What is required: Find and copy lines holding "times".

-- Start Data supplied --

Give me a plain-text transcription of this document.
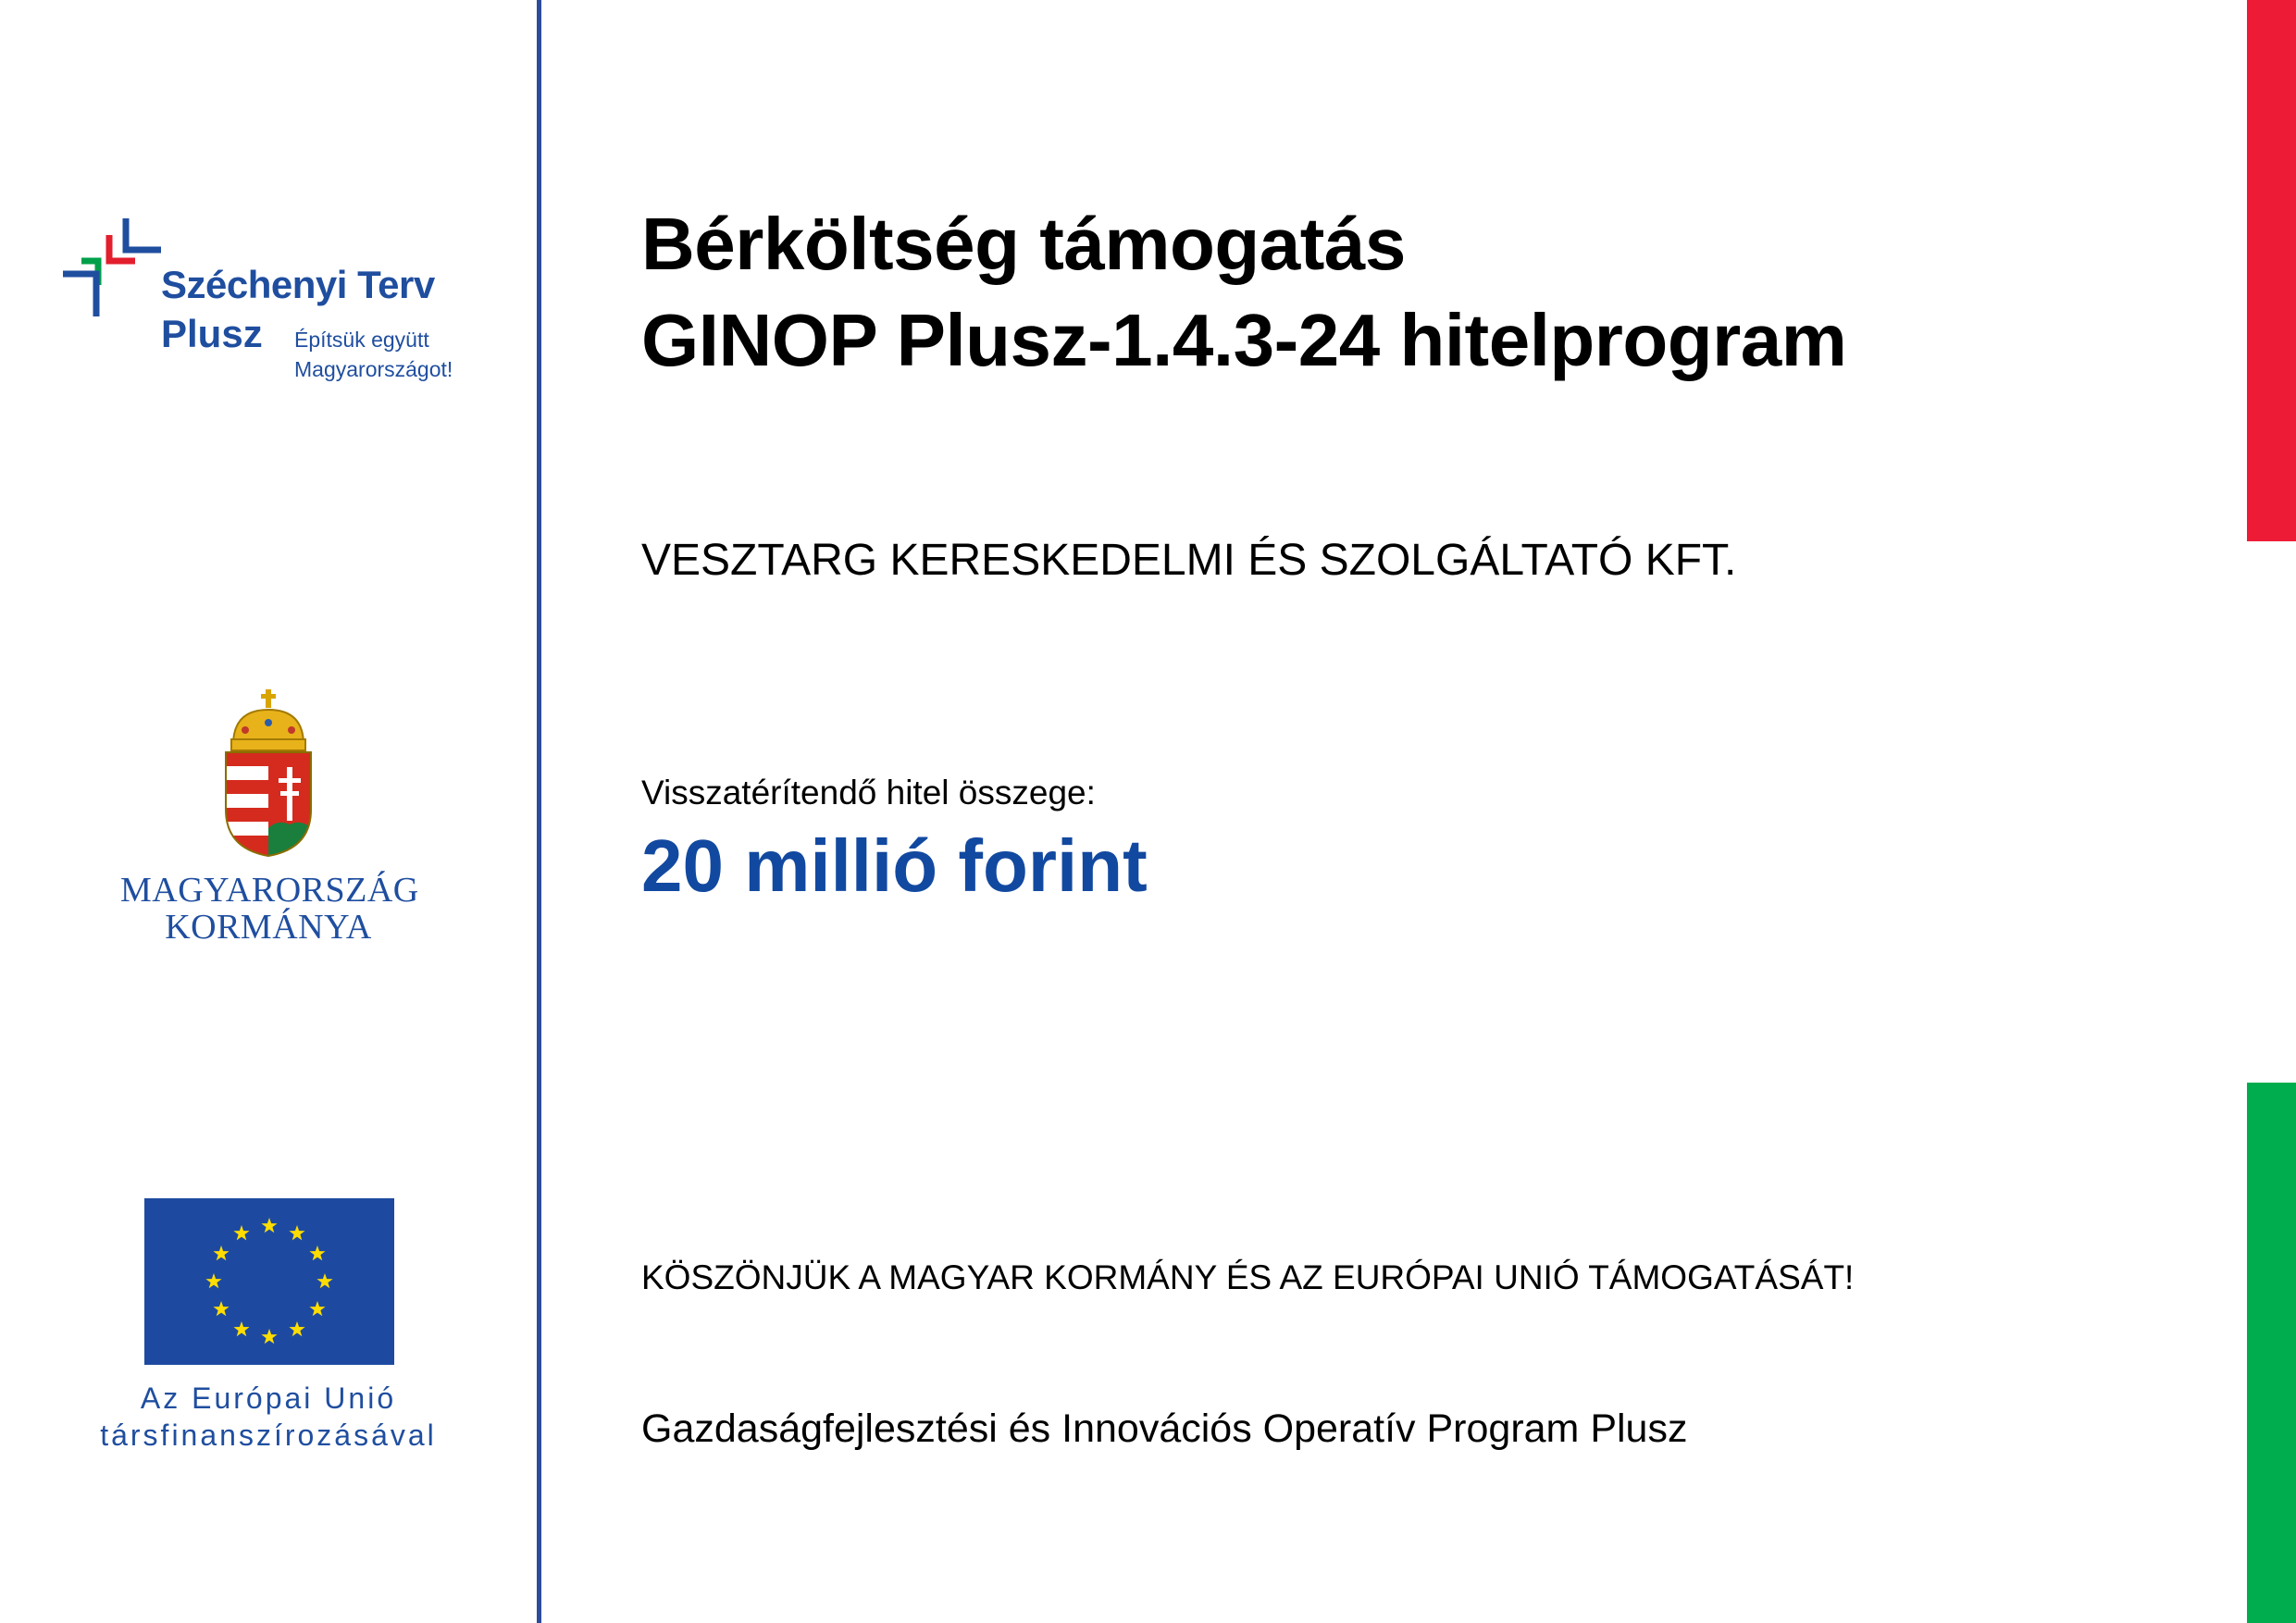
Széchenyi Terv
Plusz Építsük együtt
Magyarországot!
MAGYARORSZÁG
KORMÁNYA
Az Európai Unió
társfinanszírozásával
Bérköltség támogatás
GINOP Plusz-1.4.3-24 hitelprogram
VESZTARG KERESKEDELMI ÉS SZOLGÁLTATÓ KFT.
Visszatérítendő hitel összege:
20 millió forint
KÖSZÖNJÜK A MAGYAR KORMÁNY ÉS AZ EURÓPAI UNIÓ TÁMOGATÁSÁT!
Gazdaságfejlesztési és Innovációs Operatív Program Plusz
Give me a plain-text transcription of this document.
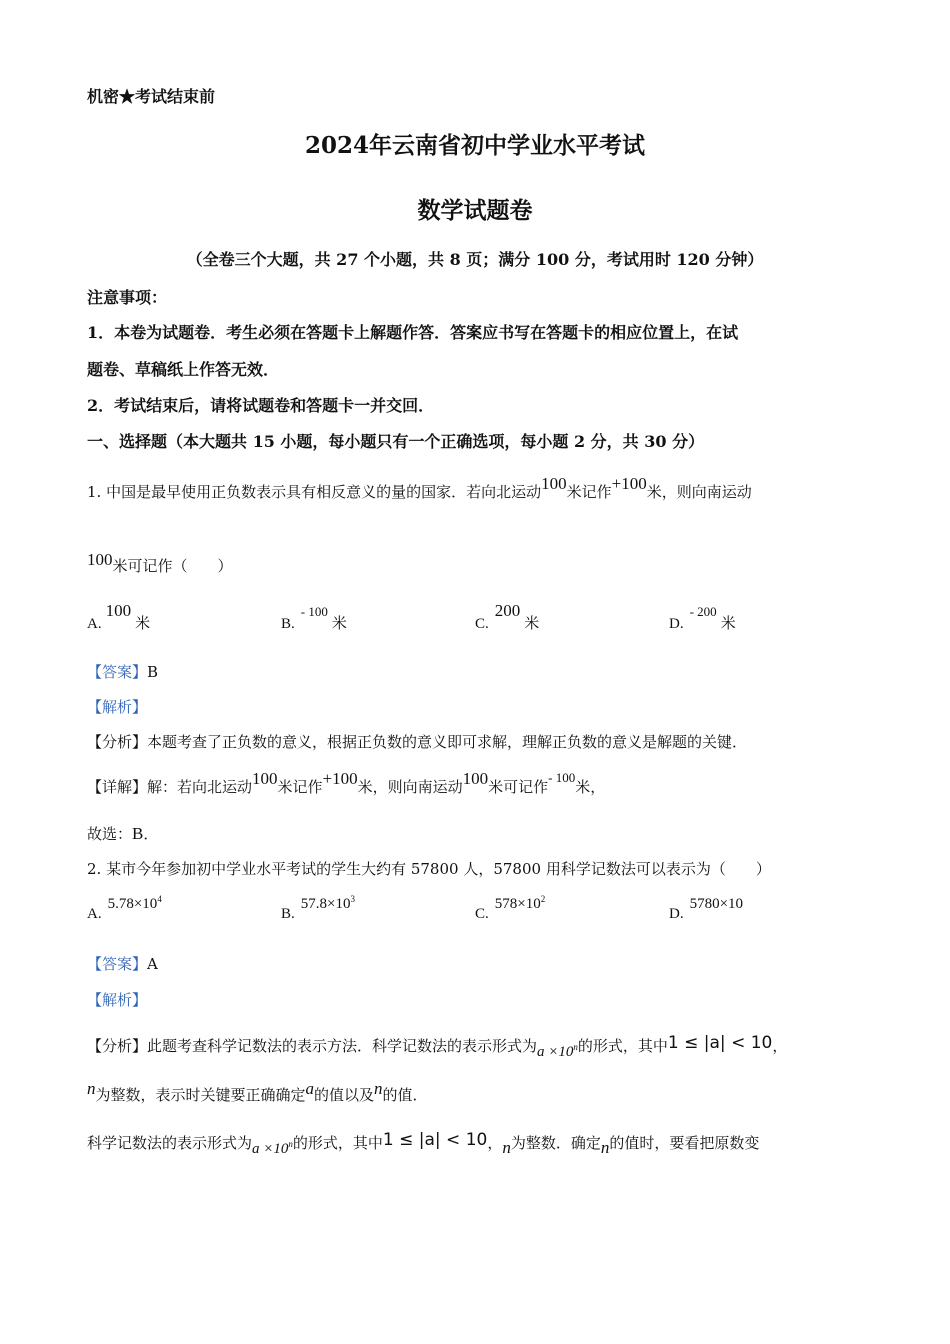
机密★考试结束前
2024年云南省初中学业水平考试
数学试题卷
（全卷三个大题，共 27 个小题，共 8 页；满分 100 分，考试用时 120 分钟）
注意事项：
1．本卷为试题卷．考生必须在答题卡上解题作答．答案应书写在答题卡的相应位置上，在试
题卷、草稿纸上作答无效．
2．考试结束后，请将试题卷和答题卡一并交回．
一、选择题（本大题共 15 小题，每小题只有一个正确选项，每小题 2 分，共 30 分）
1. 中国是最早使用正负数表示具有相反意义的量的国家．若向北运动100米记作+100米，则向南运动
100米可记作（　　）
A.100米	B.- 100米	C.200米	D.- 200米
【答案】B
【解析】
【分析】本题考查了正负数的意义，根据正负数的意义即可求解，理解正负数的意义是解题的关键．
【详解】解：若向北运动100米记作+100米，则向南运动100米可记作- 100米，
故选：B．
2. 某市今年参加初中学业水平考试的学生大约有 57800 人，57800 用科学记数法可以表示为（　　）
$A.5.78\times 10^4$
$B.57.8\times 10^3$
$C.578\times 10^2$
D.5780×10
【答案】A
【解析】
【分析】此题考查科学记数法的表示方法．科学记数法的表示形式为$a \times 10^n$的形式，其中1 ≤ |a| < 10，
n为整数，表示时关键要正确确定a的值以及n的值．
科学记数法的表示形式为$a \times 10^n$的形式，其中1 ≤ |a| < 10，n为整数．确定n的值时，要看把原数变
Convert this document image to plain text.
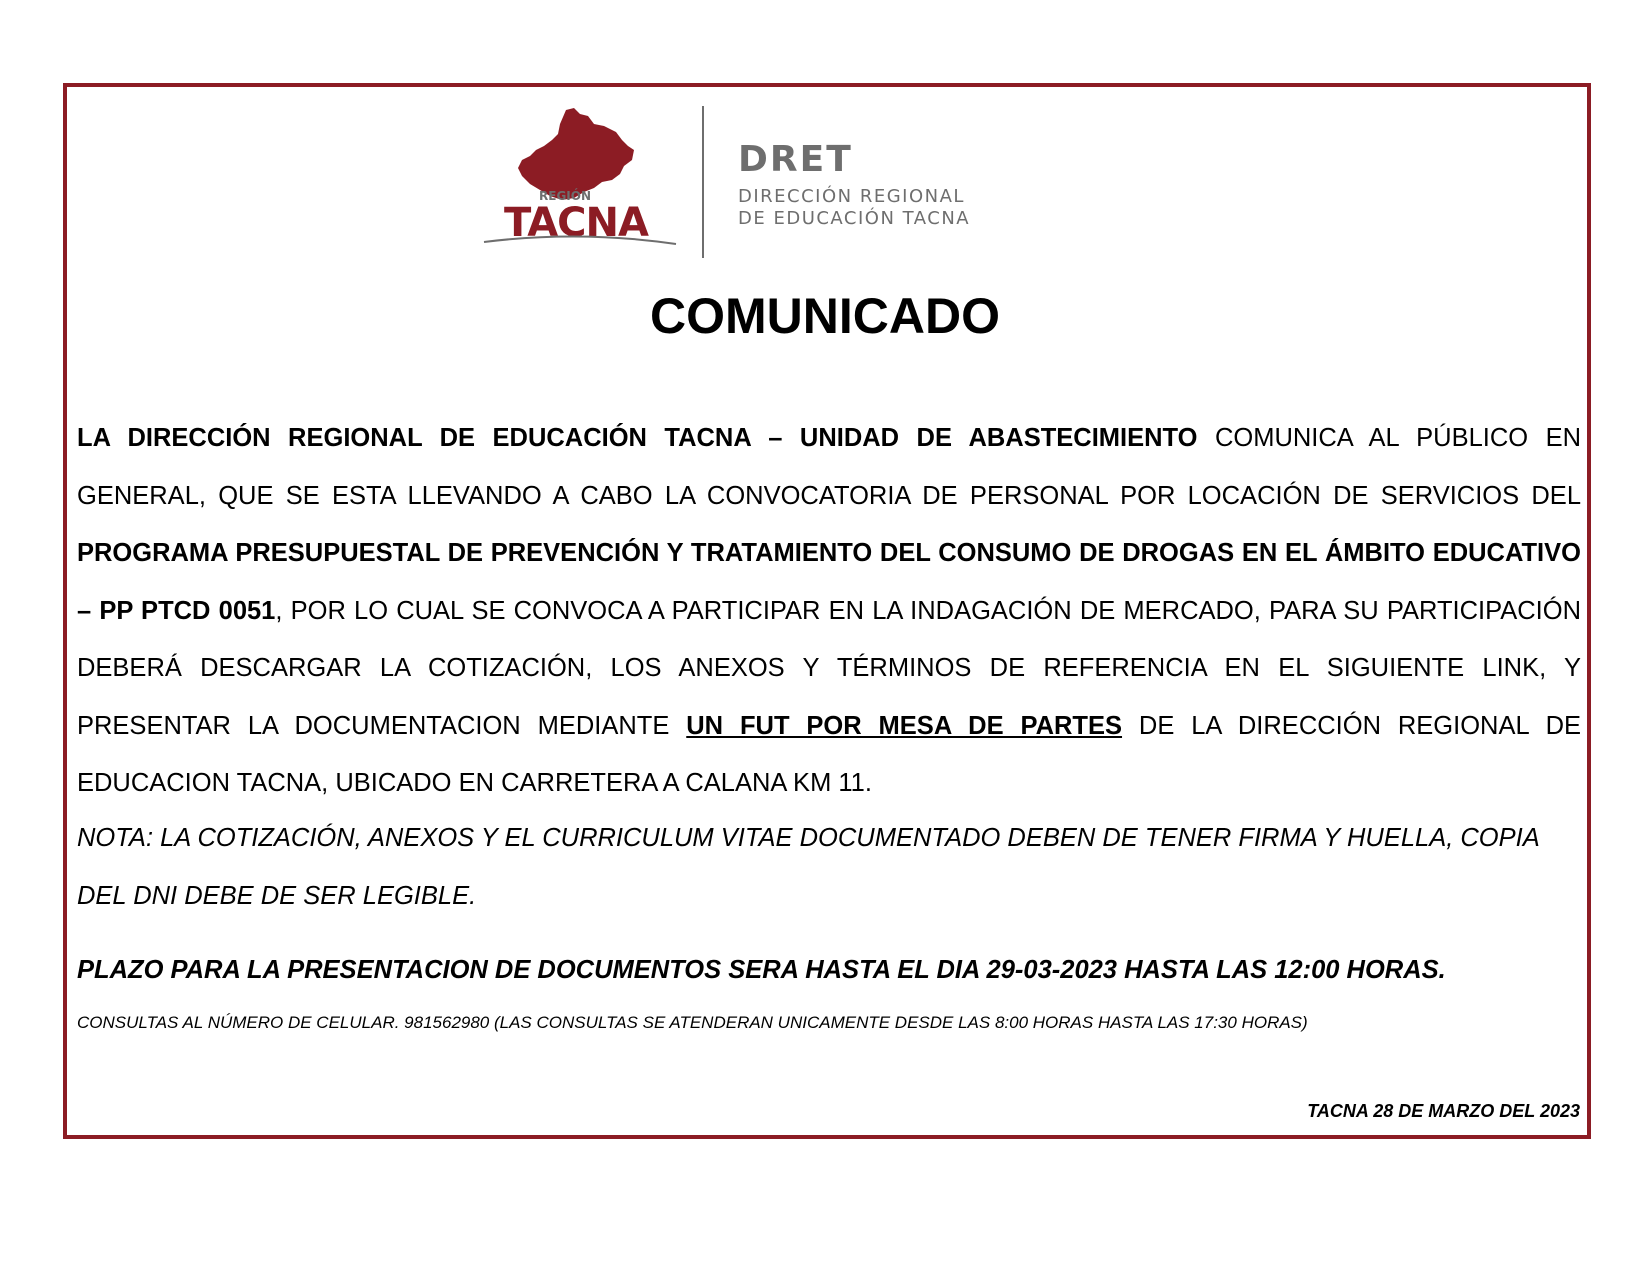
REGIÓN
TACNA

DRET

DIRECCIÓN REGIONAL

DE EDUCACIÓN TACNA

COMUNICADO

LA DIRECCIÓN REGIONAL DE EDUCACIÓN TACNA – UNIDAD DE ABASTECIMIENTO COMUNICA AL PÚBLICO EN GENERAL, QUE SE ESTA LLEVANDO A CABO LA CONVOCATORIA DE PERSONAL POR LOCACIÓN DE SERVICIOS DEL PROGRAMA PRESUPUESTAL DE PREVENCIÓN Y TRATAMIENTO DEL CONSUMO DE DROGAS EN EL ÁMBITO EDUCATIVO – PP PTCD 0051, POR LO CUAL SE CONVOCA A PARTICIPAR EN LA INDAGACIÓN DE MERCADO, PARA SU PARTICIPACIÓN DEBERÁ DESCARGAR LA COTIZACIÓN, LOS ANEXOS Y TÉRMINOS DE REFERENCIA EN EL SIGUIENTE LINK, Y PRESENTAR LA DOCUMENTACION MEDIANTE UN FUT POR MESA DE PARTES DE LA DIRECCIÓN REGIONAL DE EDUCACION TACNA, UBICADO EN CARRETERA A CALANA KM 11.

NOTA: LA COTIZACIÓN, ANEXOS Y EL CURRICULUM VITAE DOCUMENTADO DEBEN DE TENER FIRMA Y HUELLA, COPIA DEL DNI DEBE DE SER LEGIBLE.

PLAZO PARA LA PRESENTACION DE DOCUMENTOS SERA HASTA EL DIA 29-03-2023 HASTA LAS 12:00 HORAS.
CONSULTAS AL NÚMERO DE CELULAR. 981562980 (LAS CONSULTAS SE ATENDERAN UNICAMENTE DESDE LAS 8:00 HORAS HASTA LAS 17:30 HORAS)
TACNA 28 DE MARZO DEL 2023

-- End Data supplied --

Correct output:
$A.5.78\times 10^4$
$B.57.8\times 10^3$
$C.578\times 10^2$
【分析】此题考查科学记数法的表示方法．科学记数法的表示形式为$a \times 10^n$的形式，其中1 ≤ |a| < 10，
科学记数法的表示形式为$a \times 10^n$的形式，其中1 ≤ |a| < 10，n为整数．确定n的值时，要看把原数变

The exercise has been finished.